◆ Task details ◆
The answer should consist of each line from the data below that includes "clock".
*** Records supplied
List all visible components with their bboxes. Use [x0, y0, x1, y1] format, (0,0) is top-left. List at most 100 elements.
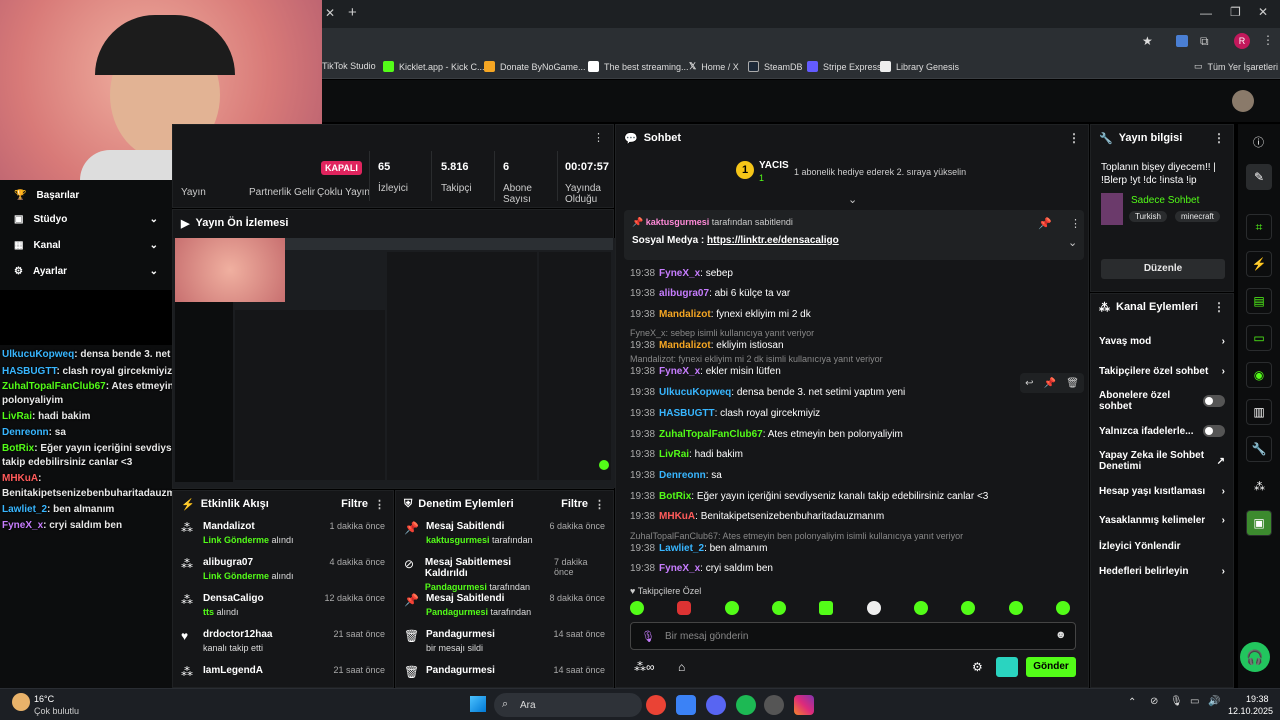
close-tab-icon[interactable]: ✕ [325, 6, 335, 20]
message-username[interactable]: UlkucuKopweq [659, 387, 731, 398]
message-username[interactable]: LivRai [659, 449, 689, 460]
windows-icon[interactable] [470, 696, 486, 712]
message-username[interactable]: ZuhalTopalFanClub67 [659, 429, 763, 440]
trash-icon[interactable]: 🗑 [1066, 378, 1079, 389]
chat-input[interactable]: 🎙 Bir mesaj gönderin ☻ [630, 622, 1076, 650]
lightning-icon[interactable]: ⚡ [1246, 251, 1272, 277]
reply-icon[interactable]: ↩ [1025, 378, 1033, 389]
sidebar-item-achievements[interactable]: 🏆 Başarılar [0, 180, 172, 206]
message-username[interactable]: alibugra07 [659, 288, 709, 299]
chevron-down-icon[interactable]: ⌄ [848, 193, 857, 206]
microphone-icon[interactable]: 🎙 [1170, 696, 1183, 707]
wrench-icon[interactable]: 🔧 [1246, 436, 1272, 462]
emote[interactable] [630, 601, 644, 615]
maximize-icon[interactable]: ❐ [1230, 5, 1241, 19]
menu-icon[interactable]: ⋮ [1262, 33, 1274, 47]
message-username[interactable]: FyneX_x [659, 366, 700, 377]
channel-action-subscribers-only[interactable]: Abonelere özel sohbet [1091, 386, 1233, 416]
sidebar-item-studio[interactable]: ▣ Stüdyo ⌄ [0, 206, 172, 232]
emote[interactable] [961, 601, 976, 615]
share-icon[interactable]: ⁂ [1254, 480, 1265, 493]
category-name[interactable]: Sadece Sohbet [1131, 195, 1199, 206]
layout-icon[interactable]: ▥ [1246, 399, 1272, 425]
scan-icon[interactable]: ⌗ [1246, 214, 1272, 240]
gear-icon[interactable]: ⚙ [972, 660, 983, 674]
filter-button[interactable]: Filtre [561, 498, 588, 510]
channel-action-followers-only[interactable]: Takipçilere özel sohbet › [1091, 356, 1233, 386]
channel-action-account-age[interactable]: Hesap yaşı kısıtlaması › [1091, 476, 1233, 506]
bookmark-item[interactable]: The best streaming... [588, 61, 689, 72]
document-icon[interactable]: ▤ [1246, 288, 1272, 314]
channel-action-ai-moderation[interactable]: Yapay Zeka ile Sohbet Denetimi ↗ [1091, 446, 1233, 476]
emote[interactable] [913, 601, 928, 615]
clock-date[interactable]: 12.10.2025 [1228, 706, 1273, 716]
close-window-icon[interactable]: ✕ [1258, 5, 1268, 19]
chat-icon[interactable]: ▭ [1246, 325, 1272, 351]
microphone-icon[interactable]: 🎙 [641, 630, 655, 643]
message-username[interactable]: Mandalizot [659, 340, 711, 351]
emoji-icon[interactable]: ☻ [1055, 629, 1067, 641]
more-icon[interactable]: ⋮ [1070, 217, 1081, 230]
store-icon[interactable]: ⌂ [678, 660, 685, 674]
instagram-icon[interactable] [794, 695, 814, 715]
pinned-link[interactable]: https://linktr.ee/densacaligo [707, 235, 839, 246]
user-avatar[interactable] [1232, 90, 1254, 112]
emote[interactable] [677, 601, 692, 615]
more-icon[interactable]: ⋮ [594, 498, 605, 511]
channel-action-slow-mode[interactable]: Yavaş mod › [1091, 326, 1233, 356]
message-username[interactable]: Lawliet_2 [659, 543, 704, 554]
message-username[interactable]: FyneX_x [659, 268, 700, 279]
new-tab-icon[interactable]: + [348, 4, 357, 21]
stream-preview-video[interactable] [173, 238, 615, 488]
profile-avatar[interactable]: R [1234, 33, 1250, 49]
message-username[interactable]: Denreonn [659, 470, 706, 481]
bookmark-item[interactable]: SteamDB [748, 61, 803, 72]
bookmark-item[interactable]: Library Genesis [880, 61, 959, 72]
minimize-icon[interactable]: — [1200, 6, 1212, 20]
bookmark-item[interactable]: Donate ByNoGame... [484, 61, 586, 72]
channel-action-goals[interactable]: Hedefleri belirleyin › [1091, 558, 1233, 584]
pin-icon[interactable]: 📌 [1038, 217, 1052, 230]
minecraft-icon[interactable]: ▣ [1246, 510, 1272, 536]
all-bookmarks[interactable]: ▭ Tüm Yer İşaretleri [1194, 61, 1278, 72]
emote[interactable] [819, 601, 834, 615]
more-icon[interactable]: ⋮ [374, 498, 385, 511]
extensions-icon[interactable]: ⧉ [1200, 34, 1209, 49]
network-icon[interactable]: ⊘ [1150, 696, 1158, 707]
emote[interactable] [1055, 601, 1070, 615]
translate-icon[interactable] [1176, 35, 1188, 47]
message-username[interactable]: MHKuA [659, 511, 695, 522]
volume-icon[interactable]: 🔊 [1208, 696, 1220, 707]
sidebar-item-channel[interactable]: ▦ Kanal ⌄ [0, 232, 172, 258]
send-button[interactable]: Gönder [1026, 657, 1076, 677]
clock-time[interactable]: 19:38 [1246, 694, 1269, 704]
channel-action-emotes-only[interactable]: Yalnızca ifadelerle... [1091, 416, 1233, 446]
emote[interactable] [724, 601, 739, 615]
emote[interactable] [771, 601, 786, 615]
more-icon[interactable]: ⋮ [1068, 131, 1080, 145]
app-icon[interactable] [676, 695, 696, 715]
more-icon[interactable]: ⋮ [1213, 131, 1225, 145]
emote[interactable] [866, 601, 881, 615]
display-icon[interactable]: ▭ [1190, 696, 1199, 707]
bookmark-item[interactable]: TikTok Studio [322, 61, 376, 71]
search-box[interactable]: ⌕ Ara [494, 693, 642, 717]
channel-action-redirect[interactable]: İzleyici Yönlendir [1091, 534, 1233, 558]
message-username[interactable]: BotRix [659, 491, 691, 502]
share-icon[interactable]: ⁂∞ [634, 660, 655, 674]
message-username[interactable]: FyneX_x [659, 563, 700, 574]
edit-button[interactable]: Düzenle [1101, 259, 1225, 279]
chevron-down-icon[interactable]: ⌄ [1068, 236, 1077, 249]
star-icon[interactable]: ★ [1142, 34, 1153, 48]
spotify-icon[interactable] [736, 695, 756, 715]
message-username[interactable]: HASBUGTT [659, 408, 715, 419]
chevron-up-icon[interactable]: ⌃ [1128, 697, 1136, 708]
emote[interactable] [1008, 601, 1023, 615]
edit-icon[interactable]: ✎ [1246, 164, 1272, 190]
sidebar-item-settings[interactable]: ⚙ Ayarlar ⌄ [0, 258, 172, 284]
obs-icon[interactable] [764, 695, 784, 715]
more-icon[interactable]: ⋮ [593, 131, 604, 144]
headset-icon[interactable]: 🎧 [1240, 642, 1270, 672]
bookmark-item[interactable]: Kicklet.app - Kick C... [383, 61, 485, 72]
info-icon[interactable]: ⓘ [1253, 134, 1264, 150]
******
◆ Answer area ◆
clock-date[interactable]: 12.10.2025 [1228, 706, 1273, 716]
clock-time[interactable]: 19:38 [1246, 694, 1269, 704]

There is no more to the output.